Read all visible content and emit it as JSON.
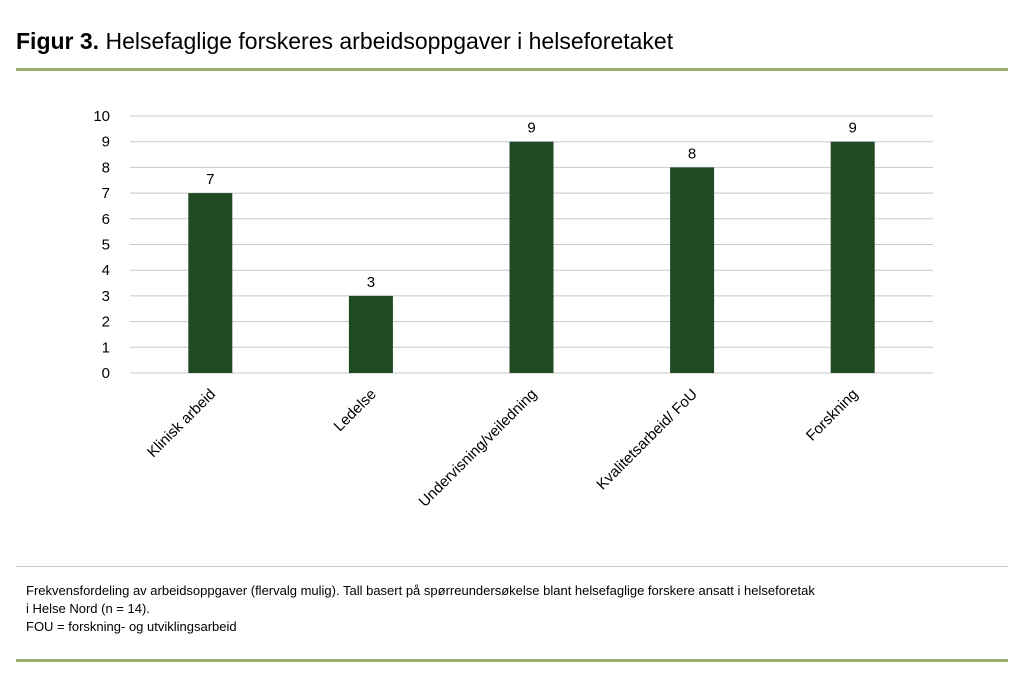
{
  "figure": {
    "label": "Figur 3.",
    "title": "Helsefaglige forskeres arbeidsoppgaver i helseforetaket"
  },
  "caption": {
    "line1": "Frekvensfordeling av arbeidsoppgaver (flervalg mulig). Tall basert på spørreundersøkelse blant helsefaglige forskere ansatt i helseforetak",
    "line2": "i Helse Nord (n = 14).",
    "line3": "FOU = forskning- og utviklingsarbeid"
  },
  "colors": {
    "bar": "#1f4a24",
    "grid": "#c8c8c8",
    "rule": "#9cae6c"
  },
  "chart_data": {
    "type": "bar",
    "categories": [
      "Klinisk arbeid",
      "Ledelse",
      "Undervisning/veiledning",
      "Kvalitetsarbeid/ FoU",
      "Forskning"
    ],
    "values": [
      7,
      3,
      9,
      8,
      9
    ],
    "yticks": [
      "0",
      "1",
      "2",
      "3",
      "4",
      "5",
      "6",
      "7",
      "8",
      "9",
      "10"
    ],
    "ylim": [
      0,
      10
    ],
    "grid": true,
    "legend": "none",
    "data_labels": true
  }
}
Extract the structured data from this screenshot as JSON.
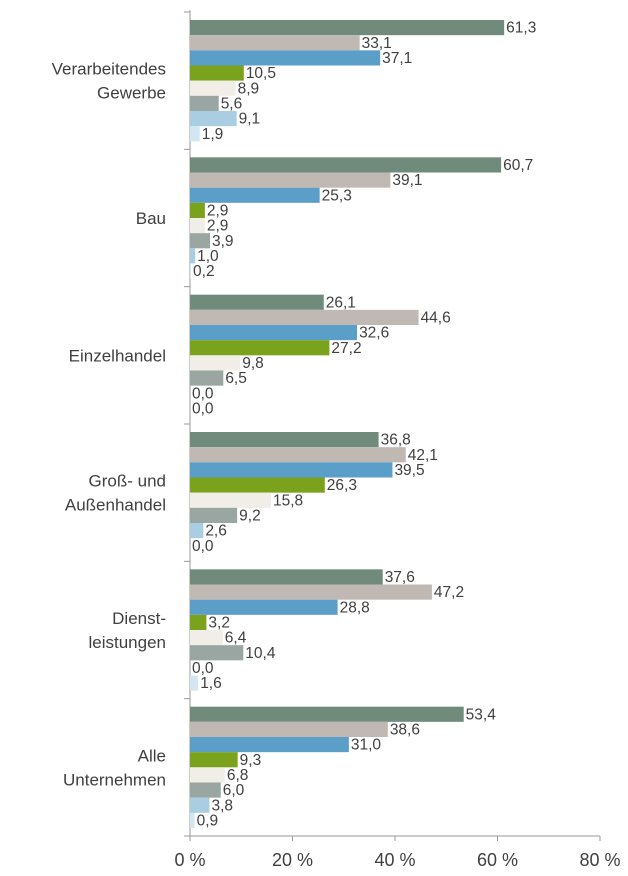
{
  "chart_data": {
    "type": "hbar",
    "categories": [
      "Verarbeitendes\nGewerbe",
      "Bau",
      "Einzelhandel",
      "Groß- und\nAußenhandel",
      "Dienst-\nleistungen",
      "Alle\nUnternehmen"
    ],
    "series": [
      {
        "color": "#708b7c",
        "values": [
          61.3,
          60.7,
          26.1,
          36.8,
          37.6,
          53.4
        ],
        "value_labels": [
          "61,3",
          "60,7",
          "26,1",
          "36,8",
          "37,6",
          "53,4"
        ]
      },
      {
        "color": "#c0b9b3",
        "values": [
          33.1,
          39.1,
          44.6,
          42.1,
          47.2,
          38.6
        ],
        "value_labels": [
          "33,1",
          "39,1",
          "44,6",
          "42,1",
          "47,2",
          "38,6"
        ]
      },
      {
        "color": "#5b9fc9",
        "values": [
          37.1,
          25.3,
          32.6,
          39.5,
          28.8,
          31.0
        ],
        "value_labels": [
          "37,1",
          "25,3",
          "32,6",
          "39,5",
          "28,8",
          "31,0"
        ]
      },
      {
        "color": "#7ba21c",
        "values": [
          10.5,
          2.9,
          27.2,
          26.3,
          3.2,
          9.3
        ],
        "value_labels": [
          "10,5",
          "2,9",
          "27,2",
          "26,3",
          "3,2",
          "9,3"
        ]
      },
      {
        "color": "#f1ede7",
        "values": [
          8.9,
          2.9,
          9.8,
          15.8,
          6.4,
          6.8
        ],
        "value_labels": [
          "8,9",
          "2,9",
          "9,8",
          "15,8",
          "6,4",
          "6,8"
        ]
      },
      {
        "color": "#9aa6a1",
        "values": [
          5.6,
          3.9,
          6.5,
          9.2,
          10.4,
          6.0
        ],
        "value_labels": [
          "5,6",
          "3,9",
          "6,5",
          "9,2",
          "10,4",
          "6,0"
        ]
      },
      {
        "color": "#a9cde1",
        "values": [
          9.1,
          1.0,
          0.0,
          2.6,
          0.0,
          3.8
        ],
        "value_labels": [
          "9,1",
          "1,0",
          "0,0",
          "2,6",
          "0,0",
          "3,8"
        ]
      },
      {
        "color": "#d3e6f1",
        "values": [
          1.9,
          0.2,
          0.0,
          0.0,
          1.6,
          0.9
        ],
        "value_labels": [
          "1,9",
          "0,2",
          "0,0",
          "0,0",
          "1,6",
          "0,9"
        ]
      }
    ],
    "xlim": [
      0,
      80
    ],
    "xticks": [
      {
        "value": 0,
        "label": "0 %"
      },
      {
        "value": 20,
        "label": "20 %"
      },
      {
        "value": 40,
        "label": "40 %"
      },
      {
        "value": 60,
        "label": "60 %"
      },
      {
        "value": 80,
        "label": "80 %"
      }
    ]
  }
}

- **Your goal**
Pictures are to be left out; the records above must be repeated word for word.

- **The output**
Read all visible content and emit it as JSON.
{
  "figure": {
    "label": "Figur 3.",
    "title": "Helsefaglige forskeres arbeidsoppgaver i helseforetaket"
  },
  "caption": {
    "line1": "Frekvensfordeling av arbeidsoppgaver (flervalg mulig). Tall basert på spørreundersøkelse blant helsefaglige forskere ansatt i helseforetak",
    "line2": "i Helse Nord (n = 14).",
    "line3": "FOU = forskning- og utviklingsarbeid"
  },
  "colors": {
    "bar": "#1f4a24",
    "grid": "#c8c8c8",
    "rule": "#9cae6c"
  },
  "chart_data": {
    "type": "bar",
    "categories": [
      "Klinisk arbeid",
      "Ledelse",
      "Undervisning/veiledning",
      "Kvalitetsarbeid/ FoU",
      "Forskning"
    ],
    "values": [
      7,
      3,
      9,
      8,
      9
    ],
    "yticks": [
      "0",
      "1",
      "2",
      "3",
      "4",
      "5",
      "6",
      "7",
      "8",
      "9",
      "10"
    ],
    "ylim": [
      0,
      10
    ],
    "grid": true,
    "legend": "none",
    "data_labels": true
  }
}
Extract the structured data from this screenshot as JSON.
{
  "chart_data": {
    "type": "hbar",
    "categories": [
      "Verarbeitendes\nGewerbe",
      "Bau",
      "Einzelhandel",
      "Groß- und\nAußenhandel",
      "Dienst-\nleistungen",
      "Alle\nUnternehmen"
    ],
    "series": [
      {
        "color": "#708b7c",
        "values": [
          61.3,
          60.7,
          26.1,
          36.8,
          37.6,
          53.4
        ],
        "value_labels": [
          "61,3",
          "60,7",
          "26,1",
          "36,8",
          "37,6",
          "53,4"
        ]
      },
      {
        "color": "#c0b9b3",
        "values": [
          33.1,
          39.1,
          44.6,
          42.1,
          47.2,
          38.6
        ],
        "value_labels": [
          "33,1",
          "39,1",
          "44,6",
          "42,1",
          "47,2",
          "38,6"
        ]
      },
      {
        "color": "#5b9fc9",
        "values": [
          37.1,
          25.3,
          32.6,
          39.5,
          28.8,
          31.0
        ],
        "value_labels": [
          "37,1",
          "25,3",
          "32,6",
          "39,5",
          "28,8",
          "31,0"
        ]
      },
      {
        "color": "#7ba21c",
        "values": [
          10.5,
          2.9,
          27.2,
          26.3,
          3.2,
          9.3
        ],
        "value_labels": [
          "10,5",
          "2,9",
          "27,2",
          "26,3",
          "3,2",
          "9,3"
        ]
      },
      {
        "color": "#f1ede7",
        "values": [
          8.9,
          2.9,
          9.8,
          15.8,
          6.4,
          6.8
        ],
        "value_labels": [
          "8,9",
          "2,9",
          "9,8",
          "15,8",
          "6,4",
          "6,8"
        ]
      },
      {
        "color": "#9aa6a1",
        "values": [
          5.6,
          3.9,
          6.5,
          9.2,
          10.4,
          6.0
        ],
        "value_labels": [
          "5,6",
          "3,9",
          "6,5",
          "9,2",
          "10,4",
          "6,0"
        ]
      },
      {
        "color": "#a9cde1",
        "values": [
          9.1,
          1.0,
          0.0,
          2.6,
          0.0,
          3.8
        ],
        "value_labels": [
          "9,1",
          "1,0",
          "0,0",
          "2,6",
          "0,0",
          "3,8"
        ]
      },
      {
        "color": "#d3e6f1",
        "values": [
          1.9,
          0.2,
          0.0,
          0.0,
          1.6,
          0.9
        ],
        "value_labels": [
          "1,9",
          "0,2",
          "0,0",
          "0,0",
          "1,6",
          "0,9"
        ]
      }
    ],
    "xlim": [
      0,
      80
    ],
    "xticks": [
      {
        "value": 0,
        "label": "0 %"
      },
      {
        "value": 20,
        "label": "20 %"
      },
      {
        "value": 40,
        "label": "40 %"
      },
      {
        "value": 60,
        "label": "60 %"
      },
      {
        "value": 80,
        "label": "80 %"
      }
    ]
  }
}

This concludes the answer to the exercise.